[Lines of data]
◆ ◆ ◆

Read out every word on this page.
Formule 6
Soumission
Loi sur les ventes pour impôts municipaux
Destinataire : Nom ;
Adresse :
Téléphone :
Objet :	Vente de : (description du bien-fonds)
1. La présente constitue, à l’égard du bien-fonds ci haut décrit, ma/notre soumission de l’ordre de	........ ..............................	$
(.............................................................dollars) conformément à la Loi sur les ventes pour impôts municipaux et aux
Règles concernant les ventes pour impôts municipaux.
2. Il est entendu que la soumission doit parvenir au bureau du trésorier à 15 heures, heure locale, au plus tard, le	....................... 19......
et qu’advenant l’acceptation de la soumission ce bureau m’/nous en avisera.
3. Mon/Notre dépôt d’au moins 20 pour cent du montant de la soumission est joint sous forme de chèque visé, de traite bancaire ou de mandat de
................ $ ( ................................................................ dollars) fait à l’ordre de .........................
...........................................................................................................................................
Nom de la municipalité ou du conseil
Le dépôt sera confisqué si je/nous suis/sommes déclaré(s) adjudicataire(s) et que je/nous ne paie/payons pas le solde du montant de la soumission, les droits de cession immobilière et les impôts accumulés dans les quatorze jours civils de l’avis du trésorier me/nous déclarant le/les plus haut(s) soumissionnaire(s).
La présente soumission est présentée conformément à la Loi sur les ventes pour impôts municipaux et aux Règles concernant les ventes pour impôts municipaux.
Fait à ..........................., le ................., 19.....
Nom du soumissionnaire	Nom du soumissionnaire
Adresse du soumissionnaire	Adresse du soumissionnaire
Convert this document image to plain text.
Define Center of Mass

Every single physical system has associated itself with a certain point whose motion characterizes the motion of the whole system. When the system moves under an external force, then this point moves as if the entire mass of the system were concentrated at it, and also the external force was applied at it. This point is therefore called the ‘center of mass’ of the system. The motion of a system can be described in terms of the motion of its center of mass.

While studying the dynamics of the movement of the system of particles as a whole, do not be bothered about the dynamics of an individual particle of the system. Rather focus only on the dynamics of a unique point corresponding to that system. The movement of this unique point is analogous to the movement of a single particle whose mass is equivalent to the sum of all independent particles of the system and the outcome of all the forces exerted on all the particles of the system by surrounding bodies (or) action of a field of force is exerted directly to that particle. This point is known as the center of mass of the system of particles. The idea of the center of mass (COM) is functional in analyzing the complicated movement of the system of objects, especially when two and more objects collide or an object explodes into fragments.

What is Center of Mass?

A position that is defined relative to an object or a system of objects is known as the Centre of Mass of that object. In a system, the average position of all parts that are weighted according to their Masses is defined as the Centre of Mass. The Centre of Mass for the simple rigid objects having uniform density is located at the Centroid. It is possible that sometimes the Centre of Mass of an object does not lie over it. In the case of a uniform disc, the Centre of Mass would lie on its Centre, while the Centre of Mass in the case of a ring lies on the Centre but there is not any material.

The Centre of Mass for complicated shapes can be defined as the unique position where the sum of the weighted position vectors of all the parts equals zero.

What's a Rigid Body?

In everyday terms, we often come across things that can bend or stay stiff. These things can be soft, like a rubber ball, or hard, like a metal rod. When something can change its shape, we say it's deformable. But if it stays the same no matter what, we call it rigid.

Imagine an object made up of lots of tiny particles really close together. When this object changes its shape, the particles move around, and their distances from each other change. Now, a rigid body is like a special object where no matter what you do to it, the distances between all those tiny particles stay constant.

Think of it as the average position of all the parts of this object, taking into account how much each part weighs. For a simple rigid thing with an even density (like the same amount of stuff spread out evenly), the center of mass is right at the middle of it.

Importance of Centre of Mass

◆ ◆ ◆

> **Exercise goal**: Pull out all lines containing the word "Adresse" from the entries above.

> **Response to the exercise**:
Adresse :
Adresse du soumissionnaire	Adresse du soumissionnaire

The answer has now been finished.